● TASK REQUIREMENTS
Output every entry exactly, from the first line to the last.

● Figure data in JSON
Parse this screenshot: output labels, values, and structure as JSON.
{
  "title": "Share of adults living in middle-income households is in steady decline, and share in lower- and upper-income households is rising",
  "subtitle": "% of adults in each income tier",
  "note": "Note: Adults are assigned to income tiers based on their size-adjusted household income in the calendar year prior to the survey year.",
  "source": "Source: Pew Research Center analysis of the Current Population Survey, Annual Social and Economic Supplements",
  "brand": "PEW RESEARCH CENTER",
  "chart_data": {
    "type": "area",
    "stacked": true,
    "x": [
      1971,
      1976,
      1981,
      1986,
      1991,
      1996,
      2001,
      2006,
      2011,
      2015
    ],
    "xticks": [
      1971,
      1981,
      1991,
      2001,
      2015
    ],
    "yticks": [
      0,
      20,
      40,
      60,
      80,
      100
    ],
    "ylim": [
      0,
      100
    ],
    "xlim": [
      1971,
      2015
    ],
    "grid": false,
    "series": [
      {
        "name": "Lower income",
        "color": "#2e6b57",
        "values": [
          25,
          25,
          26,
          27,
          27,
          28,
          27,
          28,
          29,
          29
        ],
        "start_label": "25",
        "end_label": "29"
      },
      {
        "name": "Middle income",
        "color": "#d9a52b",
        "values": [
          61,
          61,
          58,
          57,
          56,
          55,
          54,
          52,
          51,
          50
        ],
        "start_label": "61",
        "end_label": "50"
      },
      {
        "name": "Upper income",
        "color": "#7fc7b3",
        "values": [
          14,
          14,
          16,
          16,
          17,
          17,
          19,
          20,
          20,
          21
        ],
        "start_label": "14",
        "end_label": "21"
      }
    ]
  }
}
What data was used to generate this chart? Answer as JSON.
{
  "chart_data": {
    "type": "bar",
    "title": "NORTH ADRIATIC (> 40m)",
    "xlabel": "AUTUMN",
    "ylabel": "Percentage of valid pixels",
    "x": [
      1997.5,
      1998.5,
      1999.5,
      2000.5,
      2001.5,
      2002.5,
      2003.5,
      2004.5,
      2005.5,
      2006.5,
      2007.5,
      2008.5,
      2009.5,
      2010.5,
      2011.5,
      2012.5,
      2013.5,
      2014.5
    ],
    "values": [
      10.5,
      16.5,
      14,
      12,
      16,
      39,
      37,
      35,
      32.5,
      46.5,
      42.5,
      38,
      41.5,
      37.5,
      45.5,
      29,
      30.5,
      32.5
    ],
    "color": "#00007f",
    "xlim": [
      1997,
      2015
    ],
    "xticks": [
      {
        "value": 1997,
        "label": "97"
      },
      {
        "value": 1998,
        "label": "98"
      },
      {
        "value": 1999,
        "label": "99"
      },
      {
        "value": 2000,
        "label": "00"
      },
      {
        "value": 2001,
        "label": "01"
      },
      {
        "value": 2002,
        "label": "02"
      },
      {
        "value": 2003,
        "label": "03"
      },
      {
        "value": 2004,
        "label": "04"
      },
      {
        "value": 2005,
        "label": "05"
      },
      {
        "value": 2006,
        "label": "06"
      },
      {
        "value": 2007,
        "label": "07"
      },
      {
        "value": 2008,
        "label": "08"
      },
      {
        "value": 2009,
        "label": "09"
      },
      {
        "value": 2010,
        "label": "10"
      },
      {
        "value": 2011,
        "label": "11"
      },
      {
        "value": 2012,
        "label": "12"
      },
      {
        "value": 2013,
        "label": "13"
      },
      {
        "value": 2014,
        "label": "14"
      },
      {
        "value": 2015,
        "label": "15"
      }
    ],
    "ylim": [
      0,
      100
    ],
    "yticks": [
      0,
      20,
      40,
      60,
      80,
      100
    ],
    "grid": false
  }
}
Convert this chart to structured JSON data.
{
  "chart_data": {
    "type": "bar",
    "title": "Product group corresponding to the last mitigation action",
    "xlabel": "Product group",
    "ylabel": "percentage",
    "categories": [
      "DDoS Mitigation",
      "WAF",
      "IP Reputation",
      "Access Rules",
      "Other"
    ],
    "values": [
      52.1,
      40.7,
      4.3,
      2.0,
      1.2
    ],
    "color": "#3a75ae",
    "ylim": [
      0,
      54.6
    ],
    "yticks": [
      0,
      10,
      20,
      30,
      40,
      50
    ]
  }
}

● COMPLETE ANSWER
Parse this screenshot: output labels, values, and structure as JSON.
{
  "title": "Share of adults living in middle-income households is in steady decline, and share in lower- and upper-income households is rising",
  "subtitle": "% of adults in each income tier",
  "note": "Note: Adults are assigned to income tiers based on their size-adjusted household income in the calendar year prior to the survey year.",
  "source": "Source: Pew Research Center analysis of the Current Population Survey, Annual Social and Economic Supplements",
  "brand": "PEW RESEARCH CENTER",
  "chart_data": {
    "type": "area",
    "stacked": true,
    "x": [
      1971,
      1976,
      1981,
      1986,
      1991,
      1996,
      2001,
      2006,
      2011,
      2015
    ],
    "xticks": [
      1971,
      1981,
      1991,
      2001,
      2015
    ],
    "yticks": [
      0,
      20,
      40,
      60,
      80,
      100
    ],
    "ylim": [
      0,
      100
    ],
    "xlim": [
      1971,
      2015
    ],
    "grid": false,
    "series": [
      {
        "name": "Lower income",
        "color": "#2e6b57",
        "values": [
          25,
          25,
          26,
          27,
          27,
          28,
          27,
          28,
          29,
          29
        ],
        "start_label": "25",
        "end_label": "29"
      },
      {
        "name": "Middle income",
        "color": "#d9a52b",
        "values": [
          61,
          61,
          58,
          57,
          56,
          55,
          54,
          52,
          51,
          50
        ],
        "start_label": "61",
        "end_label": "50"
      },
      {
        "name": "Upper income",
        "color": "#7fc7b3",
        "values": [
          14,
          14,
          16,
          16,
          17,
          17,
          19,
          20,
          20,
          21
        ],
        "start_label": "14",
        "end_label": "21"
      }
    ]
  }
}
What data was used to generate this chart? Answer as JSON.
{
  "chart_data": {
    "type": "bar",
    "title": "NORTH ADRIATIC (> 40m)",
    "xlabel": "AUTUMN",
    "ylabel": "Percentage of valid pixels",
    "x": [
      1997.5,
      1998.5,
      1999.5,
      2000.5,
      2001.5,
      2002.5,
      2003.5,
      2004.5,
      2005.5,
      2006.5,
      2007.5,
      2008.5,
      2009.5,
      2010.5,
      2011.5,
      2012.5,
      2013.5,
      2014.5
    ],
    "values": [
      10.5,
      16.5,
      14,
      12,
      16,
      39,
      37,
      35,
      32.5,
      46.5,
      42.5,
      38,
      41.5,
      37.5,
      45.5,
      29,
      30.5,
      32.5
    ],
    "color": "#00007f",
    "xlim": [
      1997,
      2015
    ],
    "xticks": [
      {
        "value": 1997,
        "label": "97"
      },
      {
        "value": 1998,
        "label": "98"
      },
      {
        "value": 1999,
        "label": "99"
      },
      {
        "value": 2000,
        "label": "00"
      },
      {
        "value": 2001,
        "label": "01"
      },
      {
        "value": 2002,
        "label": "02"
      },
      {
        "value": 2003,
        "label": "03"
      },
      {
        "value": 2004,
        "label": "04"
      },
      {
        "value": 2005,
        "label": "05"
      },
      {
        "value": 2006,
        "label": "06"
      },
      {
        "value": 2007,
        "label": "07"
      },
      {
        "value": 2008,
        "label": "08"
      },
      {
        "value": 2009,
        "label": "09"
      },
      {
        "value": 2010,
        "label": "10"
      },
      {
        "value": 2011,
        "label": "11"
      },
      {
        "value": 2012,
        "label": "12"
      },
      {
        "value": 2013,
        "label": "13"
      },
      {
        "value": 2014,
        "label": "14"
      },
      {
        "value": 2015,
        "label": "15"
      }
    ],
    "ylim": [
      0,
      100
    ],
    "yticks": [
      0,
      20,
      40,
      60,
      80,
      100
    ],
    "grid": false
  }
}
Convert this chart to structured JSON data.
{
  "chart_data": {
    "type": "bar",
    "title": "Product group corresponding to the last mitigation action",
    "xlabel": "Product group",
    "ylabel": "percentage",
    "categories": [
      "DDoS Mitigation",
      "WAF",
      "IP Reputation",
      "Access Rules",
      "Other"
    ],
    "values": [
      52.1,
      40.7,
      4.3,
      2.0,
      1.2
    ],
    "color": "#3a75ae",
    "ylim": [
      0,
      54.6
    ],
    "yticks": [
      0,
      10,
      20,
      30,
      40,
      50
    ]
  }
}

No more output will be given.